Wednesday, June 16, 2021

SQL linting — this sounds cool

 https://www.pythonpodcast.com/sqlfluff-sql-linter-episode-318/

Tuesday, June 15, 2021

Architectural Boundaries: Which Package/Module/Class Owns That Responsibility?

 The SOLID design principles beat the design boundary issue to death. Here are the principles in my preferred order. (See https://www.linkedin.com/learning/learning-s-o-l-i-d-programming-principles

  1. Interface Segregation -- minimize the boundaries. Do this first.
  2. Liskov Substitution -- keep the boundaries consistent. Do this for hierarchies.
  3. Open/Closed -- keep the boundaries stable and allow subclasses. 
  4. Dependency [Inversion] Injection -- keep the implementation separate from the design.
  5. Single Responsibility -- This is essentially a summary of the above four principles.

The point here is that these principles are pleasantly poetic, but there are those edgy cases where an interface can go either way.

Specifically, here's an Edgy Case that can go either way.

We're reading GPX (GPS Exchange) data. See https://www.topografix.com/GPX/1/1/

Associated with this is what's known as the Lowrance USR file format. A lot of devices include the same (or similar) underlying software, and can exchange waypoint and route information in USR format.

We have this as part of the underlying model.

  • The underlying Angle as an abstraction. This has two subclasses:
    • Latitude. An angle with "N" and "S" for its sign, conventionally shown as a two-digit number of degrees: 25°42.925′N
    • Longitude. An angle with "E" and "W" for its sign, conventionally shown as a three-digit number of degrees: 080°13.617′W
  • A Point (or LatLon) is a two-tuple, tuple[Lat, Lon].

A waypoint includes name, description, a time-of-last-update (TOLU), and display symbol to be used. It may also include a GUID to track name changes and assure uniqueness in spite of repeated names.

So far, so good. Nothing too edgy there. "Where's the problem?" you ask.

The problem is representation.

In GPX files, latitude and longitude are float values in degrees. You'll see this: <wpt lon="-80.22695124" lat="25.7154147">...</wpt>.

To do any useful computation, they need to be radians. Or a geocode that supports proximity comparisons, like OLC.

And. If you work with a CSV export from a tool like OpenCPN, then you get strings. This can be any combination of degrees and minutes or degrees, minutes, and seconds. And, depending on the software, there may be either ° or ยบ for the degrees. Can't tell the apart? One is U+00B0, the DEGREE SIGN. The other is U+00BA, the MASCULINE ORDINAL INDICATOR. Plus, of course, everyone uses apostrophe (') and quote (") where they should have used prime (′) and double prime (″). These are easy regular expression problems to solve.

This leads to a class like the following:

class Angle(float):
@classmethod def fromdegrees(cls, deg: float, hemisphere: Optional[str] = None) -> "Angle": ...
@classmethod def fromstring(cls, value: str) -> "Angle": ...

This Angle class converts numbers or strings into useful values; in radians internally. Formatted in degrees externally.  (And yes, this gets a warning from Python 3.9 that we can't usefully extend float like this.)

The problem is USR files. 

In USR files, they use millimeter mercator numbers for latitude and longitude. These are distances from the equator or the prime meridian. Because they're in millimeters, an integer will do nicely. A little computation is done to extract degrees (or radians) from these values.

SEMIMINOR_B = 6_356_752.3142

lon = round(math.degrees(mm_lon / SEMIMINOR_B), 8)

*SUPPLIED MATERIAL*
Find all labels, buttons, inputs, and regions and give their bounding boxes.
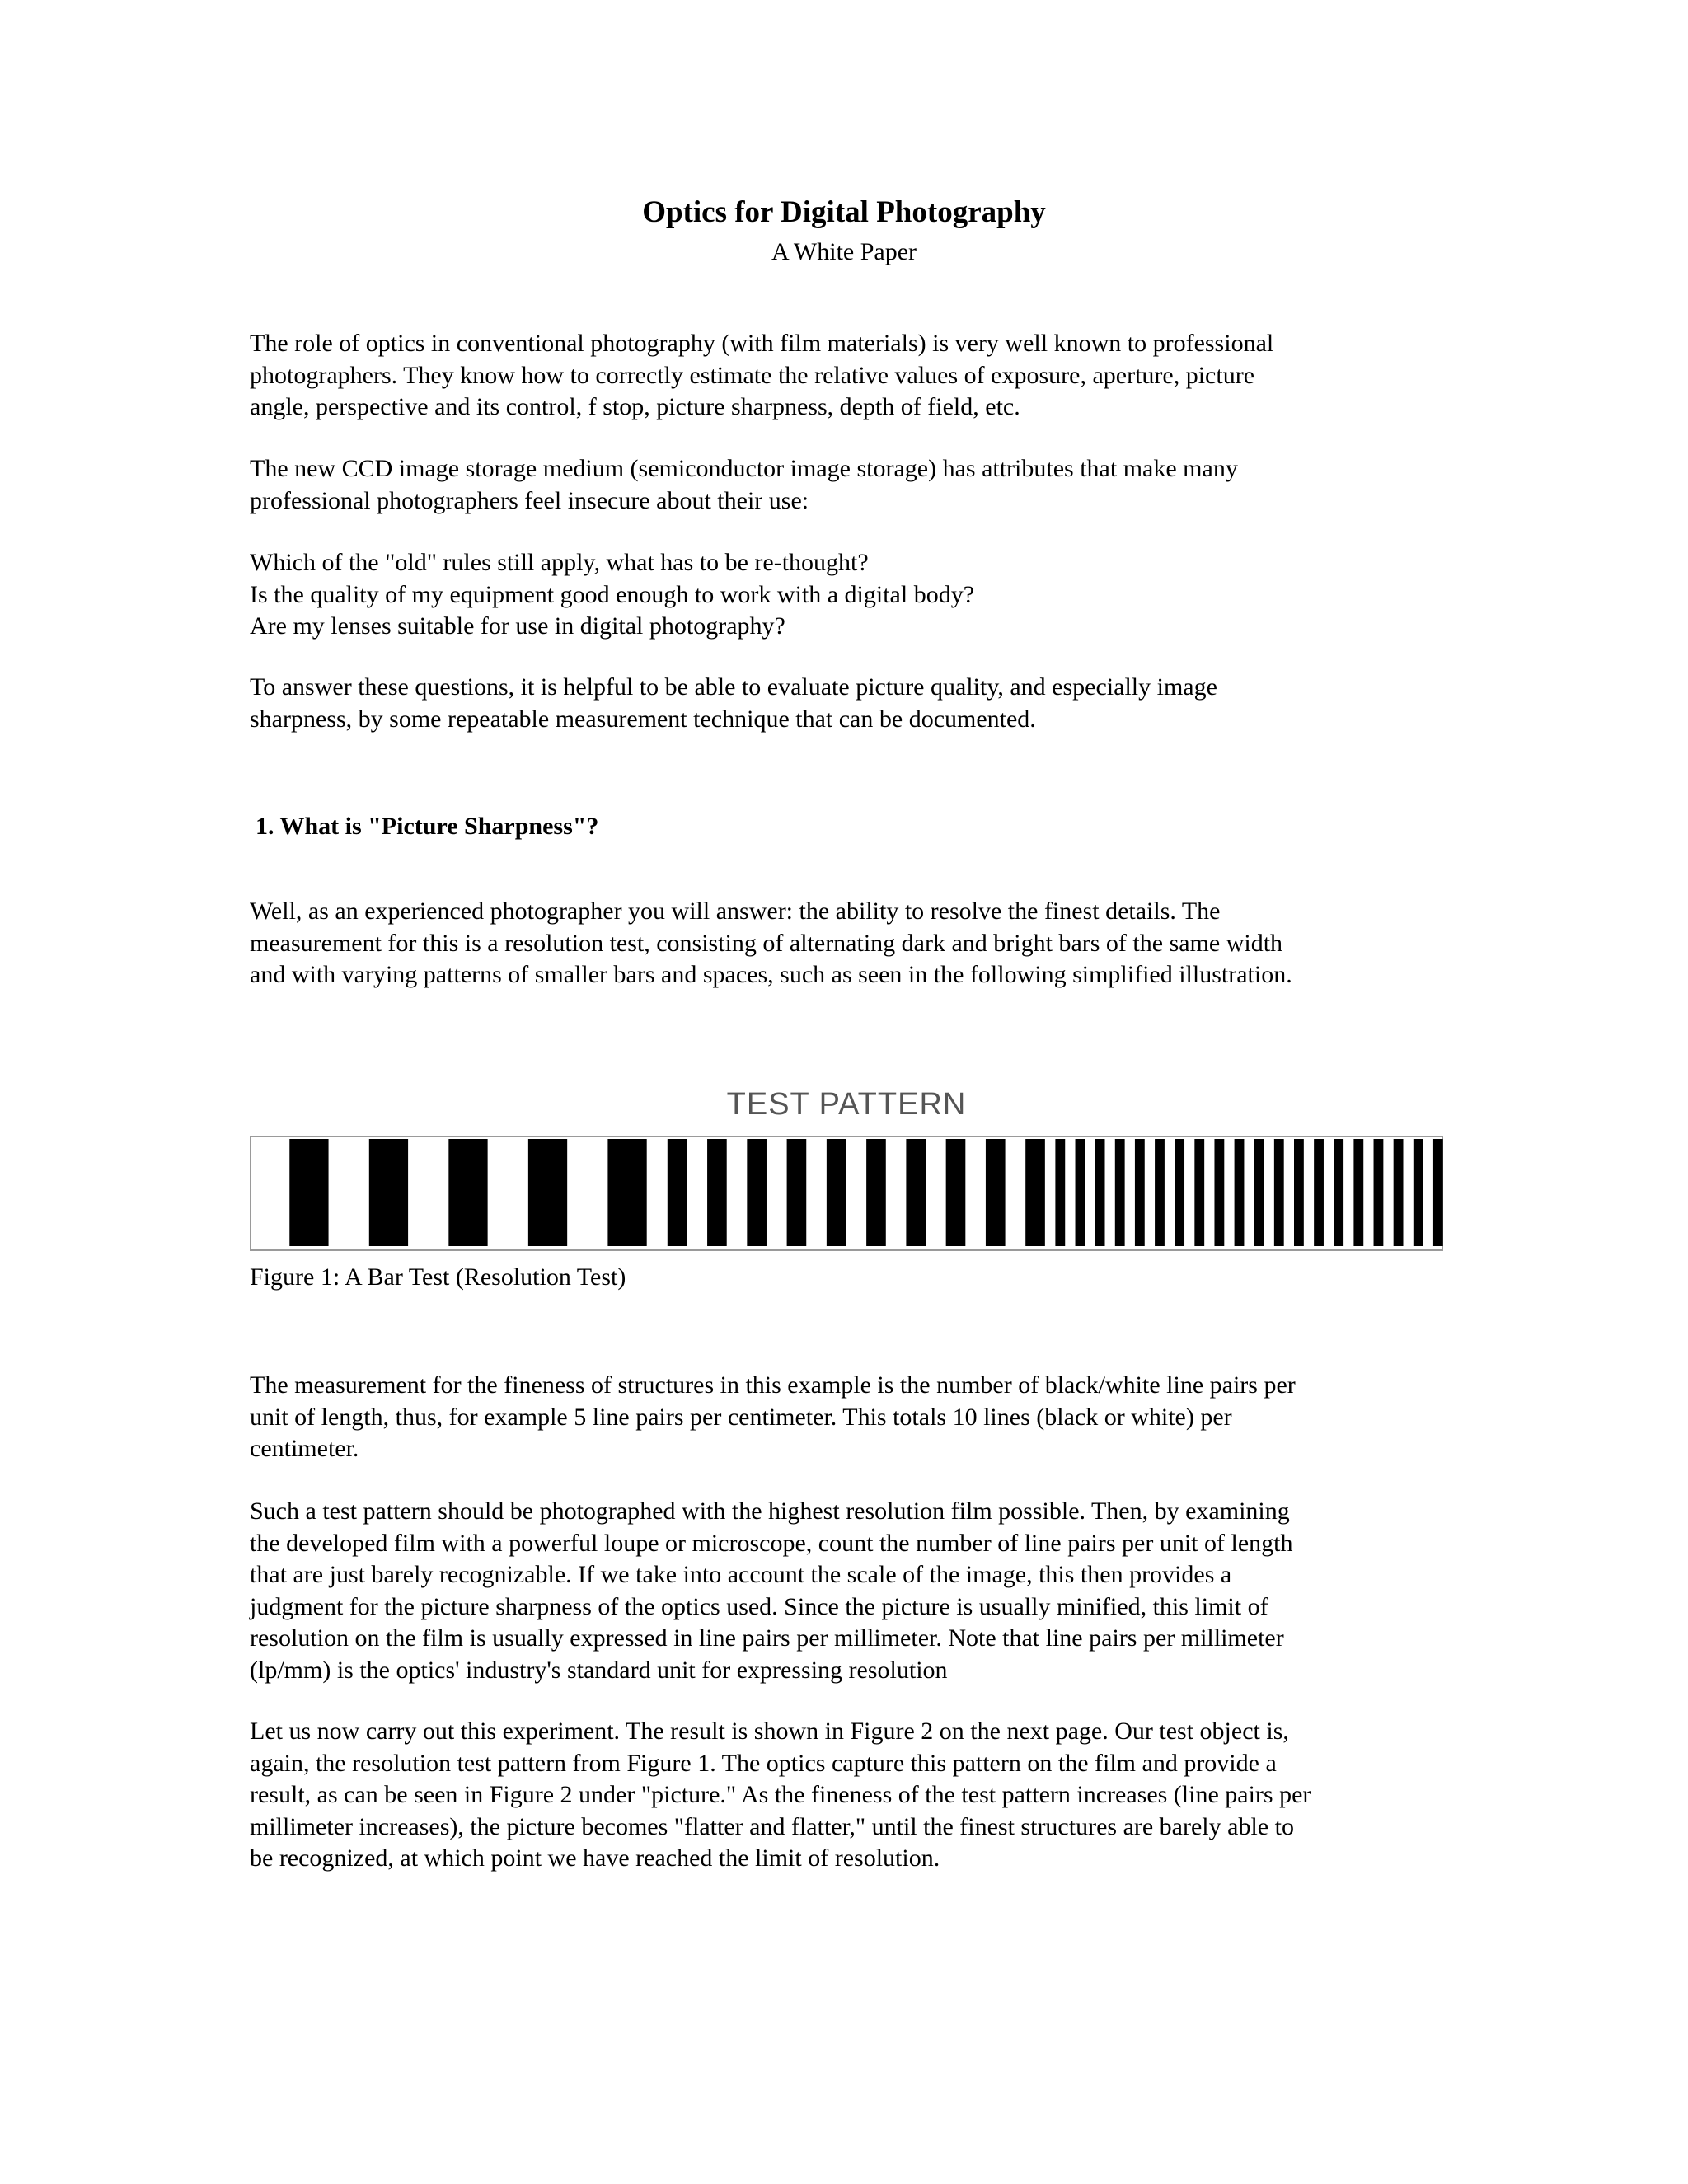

*SET EXERCISE*
From the post on architectural boundaries above, print the passage starting with "2. Liskov Substitution" and going on through "above four principles.", word for word.

*TASK ANSWER*
2. Liskov Substitution -- keep the boundaries consistent. Do this for hierarchies.
  3. Open/Closed -- keep the boundaries stable and allow subclasses. 
  4. Dependency [Inversion] Injection -- keep the implementation separate from the design.
  5. Single Responsibility -- This is essentially a summary of the above four principles.